#### CHALLENGE:
Reproduce every record below exactly as it appears.

Begin DATA ROWS

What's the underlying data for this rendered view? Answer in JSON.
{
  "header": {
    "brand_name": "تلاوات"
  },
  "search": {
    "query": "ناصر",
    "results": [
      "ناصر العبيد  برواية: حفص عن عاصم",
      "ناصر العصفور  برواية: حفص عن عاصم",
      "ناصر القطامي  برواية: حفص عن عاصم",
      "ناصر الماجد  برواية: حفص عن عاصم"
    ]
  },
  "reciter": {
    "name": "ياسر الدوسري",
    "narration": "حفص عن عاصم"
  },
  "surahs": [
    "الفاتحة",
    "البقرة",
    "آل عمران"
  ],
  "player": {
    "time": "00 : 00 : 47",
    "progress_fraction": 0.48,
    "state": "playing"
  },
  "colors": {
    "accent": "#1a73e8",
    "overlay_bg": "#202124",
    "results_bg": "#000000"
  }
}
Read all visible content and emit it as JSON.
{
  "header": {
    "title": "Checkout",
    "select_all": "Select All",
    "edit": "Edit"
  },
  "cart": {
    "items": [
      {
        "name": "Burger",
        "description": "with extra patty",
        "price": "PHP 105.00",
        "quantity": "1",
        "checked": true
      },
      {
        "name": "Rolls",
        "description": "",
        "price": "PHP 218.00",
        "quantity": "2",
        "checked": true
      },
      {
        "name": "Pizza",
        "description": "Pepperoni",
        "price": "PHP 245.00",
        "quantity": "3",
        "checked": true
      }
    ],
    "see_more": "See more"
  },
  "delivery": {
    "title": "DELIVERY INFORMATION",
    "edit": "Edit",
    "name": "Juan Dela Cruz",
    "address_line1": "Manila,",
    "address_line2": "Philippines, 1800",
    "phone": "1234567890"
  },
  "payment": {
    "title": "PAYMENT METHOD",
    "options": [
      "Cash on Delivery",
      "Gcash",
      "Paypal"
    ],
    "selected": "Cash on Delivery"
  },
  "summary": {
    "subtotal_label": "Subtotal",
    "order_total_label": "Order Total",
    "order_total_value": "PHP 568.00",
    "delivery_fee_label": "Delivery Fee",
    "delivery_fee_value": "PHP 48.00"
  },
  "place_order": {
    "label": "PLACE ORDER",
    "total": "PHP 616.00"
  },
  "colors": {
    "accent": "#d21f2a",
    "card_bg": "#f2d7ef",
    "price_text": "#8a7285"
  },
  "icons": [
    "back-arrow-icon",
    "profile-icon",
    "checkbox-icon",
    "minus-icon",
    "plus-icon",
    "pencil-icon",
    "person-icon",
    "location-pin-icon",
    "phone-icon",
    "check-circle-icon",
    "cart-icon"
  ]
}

End DATA ROWS

#### RESPONSE TO THIS TASK:
What's the underlying data for this rendered view? Answer in JSON.
{
  "header": {
    "brand_name": "تلاوات"
  },
  "search": {
    "query": "ناصر",
    "results": [
      "ناصر العبيد  برواية: حفص عن عاصم",
      "ناصر العصفور  برواية: حفص عن عاصم",
      "ناصر القطامي  برواية: حفص عن عاصم",
      "ناصر الماجد  برواية: حفص عن عاصم"
    ]
  },
  "reciter": {
    "name": "ياسر الدوسري",
    "narration": "حفص عن عاصم"
  },
  "surahs": [
    "الفاتحة",
    "البقرة",
    "آل عمران"
  ],
  "player": {
    "time": "00 : 00 : 47",
    "progress_fraction": 0.48,
    "state": "playing"
  },
  "colors": {
    "accent": "#1a73e8",
    "overlay_bg": "#202124",
    "results_bg": "#000000"
  }
}
Read all visible content and emit it as JSON.
{
  "header": {
    "title": "Checkout",
    "select_all": "Select All",
    "edit": "Edit"
  },
  "cart": {
    "items": [
      {
        "name": "Burger",
        "description": "with extra patty",
        "price": "PHP 105.00",
        "quantity": "1",
        "checked": true
      },
      {
        "name": "Rolls",
        "description": "",
        "price": "PHP 218.00",
        "quantity": "2",
        "checked": true
      },
      {
        "name": "Pizza",
        "description": "Pepperoni",
        "price": "PHP 245.00",
        "quantity": "3",
        "checked": true
      }
    ],
    "see_more": "See more"
  },
  "delivery": {
    "title": "DELIVERY INFORMATION",
    "edit": "Edit",
    "name": "Juan Dela Cruz",
    "address_line1": "Manila,",
    "address_line2": "Philippines, 1800",
    "phone": "1234567890"
  },
  "payment": {
    "title": "PAYMENT METHOD",
    "options": [
      "Cash on Delivery",
      "Gcash",
      "Paypal"
    ],
    "selected": "Cash on Delivery"
  },
  "summary": {
    "subtotal_label": "Subtotal",
    "order_total_label": "Order Total",
    "order_total_value": "PHP 568.00",
    "delivery_fee_label": "Delivery Fee",
    "delivery_fee_value": "PHP 48.00"
  },
  "place_order": {
    "label": "PLACE ORDER",
    "total": "PHP 616.00"
  },
  "colors": {
    "accent": "#d21f2a",
    "card_bg": "#f2d7ef",
    "price_text": "#8a7285"
  },
  "icons": [
    "back-arrow-icon",
    "profile-icon",
    "checkbox-icon",
    "minus-icon",
    "plus-icon",
    "pencil-icon",
    "person-icon",
    "location-pin-icon",
    "phone-icon",
    "check-circle-icon",
    "cart-icon"
  ]
}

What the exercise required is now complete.